■ Exercise directions
Copy out the records below, substituting "annotation-oval" for every "annotation-ellipse" and leaving everything else as it is. Omit the pictures.
—————
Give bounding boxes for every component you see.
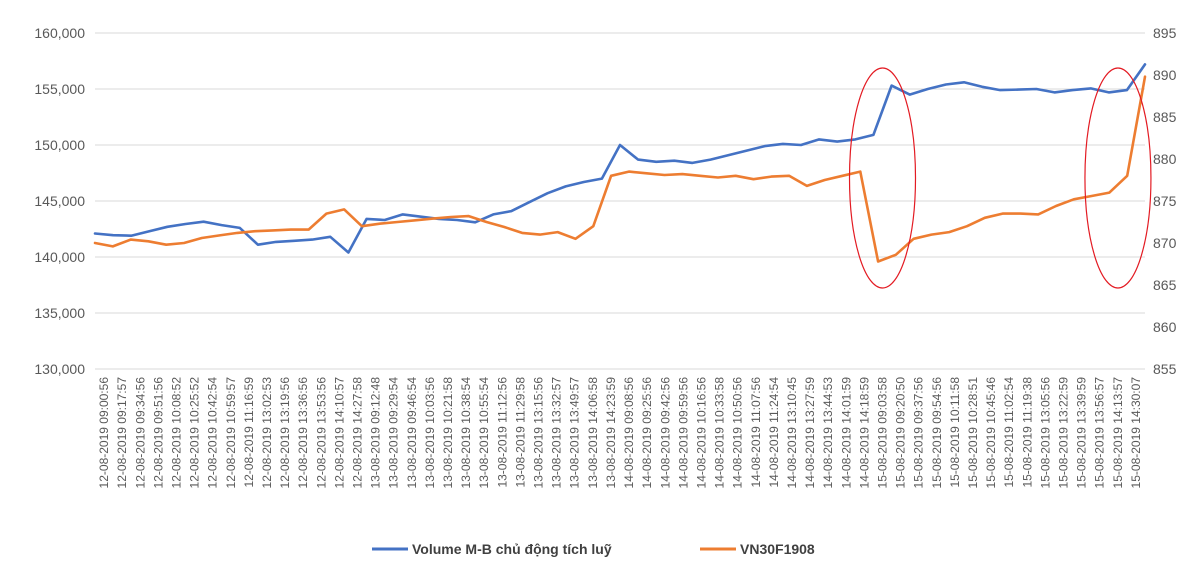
series-line-1 <box>93 63 1147 254</box>
y-left-tick-label: 140,000 <box>34 249 85 265</box>
x-tick-label: 13-08-2019 10:21:58 <box>441 377 455 489</box>
x-tick-label: 12-08-2019 11:16:59 <box>242 377 256 488</box>
x-tick-label: 14-08-2019 13:44:53 <box>821 377 835 489</box>
annotations <box>848 67 1152 289</box>
x-tick-label: 13-08-2019 10:38:54 <box>459 377 473 489</box>
x-tick-label: 14-08-2019 13:27:59 <box>803 377 817 489</box>
x-tick-label: 12-08-2019 10:08:52 <box>169 377 183 489</box>
x-tick-label: 14-08-2019 10:50:56 <box>731 377 745 489</box>
x-tick-label: 15-08-2019 14:13:57 <box>1111 377 1125 489</box>
x-tick-label: 14-08-2019 10:16:56 <box>694 377 708 489</box>
x-tick-label: 12-08-2019 10:25:52 <box>188 377 202 489</box>
x-tick-label: 14-08-2019 13:10:45 <box>785 377 799 489</box>
x-tick-label: 13-08-2019 09:46:54 <box>405 377 419 489</box>
x-tick-label: 13-08-2019 10:55:54 <box>477 377 491 489</box>
x-tick-label: 14-08-2019 14:01:59 <box>839 377 853 489</box>
series-lines <box>93 63 1147 263</box>
x-tick-label: 12-08-2019 13:53:56 <box>314 377 328 489</box>
x-tick-label: 14-08-2019 11:07:56 <box>749 377 763 488</box>
y-right-tick-label: 890 <box>1153 67 1177 83</box>
x-tick-label: 12-08-2019 13:36:56 <box>296 377 310 489</box>
x-tick-label: 13-08-2019 13:49:57 <box>568 377 582 489</box>
x-tick-label: 12-08-2019 09:17:57 <box>115 377 129 489</box>
y-right-tick-label: 885 <box>1153 109 1177 125</box>
x-tick-label: 14-08-2019 10:33:58 <box>713 377 727 489</box>
legend-label: Volume M-B chủ động tích luỹ <box>412 541 612 557</box>
annotation-ellipse <box>1084 67 1152 289</box>
y-axis-right: 855 860 865 870 875 880 885 890 895 <box>1153 25 1177 377</box>
y-left-tick-label: 160,000 <box>34 25 85 41</box>
x-tick-label: 15-08-2019 13:22:59 <box>1057 377 1071 489</box>
y-right-tick-label: 875 <box>1153 193 1177 209</box>
x-tick-label: 15-08-2019 09:37:56 <box>912 377 926 489</box>
y-right-tick-label: 895 <box>1153 25 1177 41</box>
y-left-tick-label: 135,000 <box>34 305 85 321</box>
x-tick-label: 14-08-2019 09:59:56 <box>676 377 690 489</box>
x-tick-label: 15-08-2019 13:56:57 <box>1093 377 1107 489</box>
gridlines <box>95 32 1145 370</box>
x-tick-label: 13-08-2019 11:12:56 <box>495 377 509 488</box>
x-tick-label: 14-08-2019 09:25:56 <box>640 377 654 489</box>
x-axis: 12-08-2019 09:00:56 12-08-2019 09:17:57 12… <box>95 368 1145 489</box>
x-tick-label: 14-08-2019 14:18:59 <box>857 377 871 489</box>
x-tick-label: 15-08-2019 11:19:38 <box>1020 377 1034 488</box>
x-tick-label: 12-08-2019 10:59:57 <box>224 377 238 489</box>
y-right-tick-label: 870 <box>1153 235 1177 251</box>
x-tick-label: 15-08-2019 13:39:59 <box>1075 377 1089 489</box>
series-line-2 <box>93 75 1147 263</box>
y-right-tick-label: 855 <box>1153 361 1177 377</box>
x-tick-label: 13-08-2019 13:32:57 <box>550 377 564 489</box>
x-tick-label: 12-08-2019 13:19:56 <box>278 377 292 489</box>
x-tick-label: 14-08-2019 09:08:56 <box>622 377 636 489</box>
y-axis-left: 130,000 135,000 140,000 145,000 150,000 155,0… <box>34 25 85 377</box>
x-tick-label: 15-08-2019 11:02:54 <box>1002 377 1016 488</box>
x-tick-label: 13-08-2019 11:29:58 <box>513 377 527 488</box>
x-tick-label: 13-08-2019 14:23:59 <box>604 377 618 489</box>
x-tick-label: 15-08-2019 09:03:58 <box>876 377 890 489</box>
y-left-tick-label: 145,000 <box>34 193 85 209</box>
x-tick-label: 12-08-2019 09:34:56 <box>133 377 147 489</box>
x-tick-label: 12-08-2019 10:42:54 <box>206 377 220 489</box>
x-tick-label: 12-08-2019 09:51:56 <box>151 377 165 489</box>
x-tick-label: 15-08-2019 14:30:07 <box>1129 377 1143 489</box>
y-left-tick-label: 155,000 <box>34 81 85 97</box>
y-right-tick-label: 865 <box>1153 277 1177 293</box>
x-tick-label: 12-08-2019 14:27:58 <box>351 377 365 489</box>
x-tick-label: 12-08-2019 14:10:57 <box>332 377 346 489</box>
x-tick-label: 13-08-2019 13:15:56 <box>532 377 546 489</box>
x-tick-label: 12-08-2019 09:00:56 <box>97 377 111 489</box>
y-right-tick-label: 860 <box>1153 319 1177 335</box>
y-right-tick-label: 880 <box>1153 151 1177 167</box>
y-left-tick-label: 150,000 <box>34 137 85 153</box>
x-tick-label: 15-08-2019 10:28:51 <box>966 377 980 489</box>
x-tick-label: 12-08-2019 13:02:53 <box>260 377 274 489</box>
legend: Volume M-B chủ động tích luỹ VN30F1908 <box>372 541 815 557</box>
x-tick-label: 14-08-2019 11:24:54 <box>767 377 781 488</box>
y-left-tick-label: 130,000 <box>34 361 85 377</box>
x-tick-label: 15-08-2019 10:45:46 <box>984 377 998 489</box>
x-tick-label: 15-08-2019 10:11:58 <box>948 377 962 488</box>
x-tick-label: 13-08-2019 09:29:54 <box>387 377 401 489</box>
x-tick-label: 13-08-2019 14:06:58 <box>586 377 600 489</box>
x-tick-label: 13-08-2019 10:03:56 <box>423 377 437 489</box>
annotation-ellipse <box>848 67 917 289</box>
x-tick-label: 14-08-2019 09:42:56 <box>658 377 672 489</box>
x-tick-label: 15-08-2019 09:20:50 <box>894 377 908 489</box>
x-tick-label: 15-08-2019 09:54:56 <box>930 377 944 489</box>
x-tick-label: 13-08-2019 09:12:48 <box>369 377 383 489</box>
x-tick-label: 15-08-2019 13:05:56 <box>1038 377 1052 489</box>
legend-label: VN30F1908 <box>740 541 815 557</box>
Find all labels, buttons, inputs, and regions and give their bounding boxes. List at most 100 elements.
—————
■ Full solution
Give bounding boxes for every component you see.
series-line-1 <box>93 63 1147 254</box>
y-left-tick-label: 140,000 <box>34 249 85 265</box>
x-tick-label: 13-08-2019 10:21:58 <box>441 377 455 489</box>
x-tick-label: 12-08-2019 11:16:59 <box>242 377 256 488</box>
x-tick-label: 14-08-2019 13:44:53 <box>821 377 835 489</box>
annotations <box>848 67 1152 289</box>
x-tick-label: 13-08-2019 10:38:54 <box>459 377 473 489</box>
x-tick-label: 14-08-2019 13:27:59 <box>803 377 817 489</box>
x-tick-label: 12-08-2019 10:08:52 <box>169 377 183 489</box>
x-tick-label: 14-08-2019 10:50:56 <box>731 377 745 489</box>
x-tick-label: 15-08-2019 14:13:57 <box>1111 377 1125 489</box>
x-tick-label: 14-08-2019 10:16:56 <box>694 377 708 489</box>
x-tick-label: 12-08-2019 10:25:52 <box>188 377 202 489</box>
x-tick-label: 14-08-2019 13:10:45 <box>785 377 799 489</box>
x-tick-label: 13-08-2019 09:46:54 <box>405 377 419 489</box>
x-tick-label: 13-08-2019 10:55:54 <box>477 377 491 489</box>
x-tick-label: 14-08-2019 14:01:59 <box>839 377 853 489</box>
series-lines <box>93 63 1147 263</box>
x-tick-label: 12-08-2019 13:53:56 <box>314 377 328 489</box>
x-tick-label: 14-08-2019 11:07:56 <box>749 377 763 488</box>
y-right-tick-label: 890 <box>1153 67 1177 83</box>
x-tick-label: 12-08-2019 13:36:56 <box>296 377 310 489</box>
x-tick-label: 13-08-2019 13:49:57 <box>568 377 582 489</box>
x-tick-label: 12-08-2019 09:17:57 <box>115 377 129 489</box>
y-right-tick-label: 885 <box>1153 109 1177 125</box>
x-tick-label: 14-08-2019 10:33:58 <box>713 377 727 489</box>
legend-label: Volume M-B chủ động tích luỹ <box>412 541 612 557</box>
annotation-oval <box>1084 67 1152 289</box>
y-axis-right: 855 860 865 870 875 880 885 890 895 <box>1153 25 1177 377</box>
y-left-tick-label: 160,000 <box>34 25 85 41</box>
x-tick-label: 15-08-2019 13:22:59 <box>1057 377 1071 489</box>
y-right-tick-label: 875 <box>1153 193 1177 209</box>
x-tick-label: 15-08-2019 09:37:56 <box>912 377 926 489</box>
y-right-tick-label: 895 <box>1153 25 1177 41</box>
y-left-tick-label: 135,000 <box>34 305 85 321</box>
x-tick-label: 14-08-2019 09:59:56 <box>676 377 690 489</box>
x-tick-label: 15-08-2019 13:56:57 <box>1093 377 1107 489</box>
gridlines <box>95 32 1145 370</box>
x-tick-label: 13-08-2019 11:12:56 <box>495 377 509 488</box>
x-tick-label: 14-08-2019 09:25:56 <box>640 377 654 489</box>
x-axis: 12-08-2019 09:00:56 12-08-2019 09:17:57 12… <box>95 368 1145 489</box>
x-tick-label: 14-08-2019 14:18:59 <box>857 377 871 489</box>
x-tick-label: 15-08-2019 11:19:38 <box>1020 377 1034 488</box>
x-tick-label: 12-08-2019 10:59:57 <box>224 377 238 489</box>
y-right-tick-label: 870 <box>1153 235 1177 251</box>
x-tick-label: 15-08-2019 13:39:59 <box>1075 377 1089 489</box>
series-line-2 <box>93 75 1147 263</box>
y-right-tick-label: 855 <box>1153 361 1177 377</box>
x-tick-label: 13-08-2019 13:32:57 <box>550 377 564 489</box>
x-tick-label: 12-08-2019 13:19:56 <box>278 377 292 489</box>
x-tick-label: 14-08-2019 09:08:56 <box>622 377 636 489</box>
y-axis-left: 130,000 135,000 140,000 145,000 150,000 155,0… <box>34 25 85 377</box>
x-tick-label: 15-08-2019 11:02:54 <box>1002 377 1016 488</box>
x-tick-label: 13-08-2019 11:29:58 <box>513 377 527 488</box>
x-tick-label: 13-08-2019 14:23:59 <box>604 377 618 489</box>
x-tick-label: 15-08-2019 09:03:58 <box>876 377 890 489</box>
y-left-tick-label: 145,000 <box>34 193 85 209</box>
x-tick-label: 12-08-2019 09:34:56 <box>133 377 147 489</box>
x-tick-label: 12-08-2019 10:42:54 <box>206 377 220 489</box>
x-tick-label: 12-08-2019 09:51:56 <box>151 377 165 489</box>
x-tick-label: 15-08-2019 14:30:07 <box>1129 377 1143 489</box>
y-left-tick-label: 155,000 <box>34 81 85 97</box>
y-right-tick-label: 865 <box>1153 277 1177 293</box>
x-tick-label: 12-08-2019 14:27:58 <box>351 377 365 489</box>
x-tick-label: 12-08-2019 14:10:57 <box>332 377 346 489</box>
x-tick-label: 13-08-2019 13:15:56 <box>532 377 546 489</box>
x-tick-label: 12-08-2019 09:00:56 <box>97 377 111 489</box>
y-right-tick-label: 860 <box>1153 319 1177 335</box>
y-right-tick-label: 880 <box>1153 151 1177 167</box>
y-left-tick-label: 150,000 <box>34 137 85 153</box>
x-tick-label: 15-08-2019 10:28:51 <box>966 377 980 489</box>
x-tick-label: 12-08-2019 13:02:53 <box>260 377 274 489</box>
legend: Volume M-B chủ động tích luỹ VN30F1908 <box>372 541 815 557</box>
x-tick-label: 14-08-2019 11:24:54 <box>767 377 781 488</box>
y-left-tick-label: 130,000 <box>34 361 85 377</box>
x-tick-label: 15-08-2019 10:45:46 <box>984 377 998 489</box>
x-tick-label: 15-08-2019 10:11:58 <box>948 377 962 488</box>
x-tick-label: 13-08-2019 09:29:54 <box>387 377 401 489</box>
x-tick-label: 13-08-2019 14:06:58 <box>586 377 600 489</box>
x-tick-label: 13-08-2019 10:03:56 <box>423 377 437 489</box>
annotation-oval <box>848 67 917 289</box>
x-tick-label: 14-08-2019 09:42:56 <box>658 377 672 489</box>
x-tick-label: 15-08-2019 09:20:50 <box>894 377 908 489</box>
x-tick-label: 15-08-2019 09:54:56 <box>930 377 944 489</box>
x-tick-label: 13-08-2019 09:12:48 <box>369 377 383 489</box>
x-tick-label: 15-08-2019 13:05:56 <box>1038 377 1052 489</box>
legend-label: VN30F1908 <box>740 541 815 557</box>
Find all labels, buttons, inputs, and regions and give their bounding boxes. List at most 100 elements.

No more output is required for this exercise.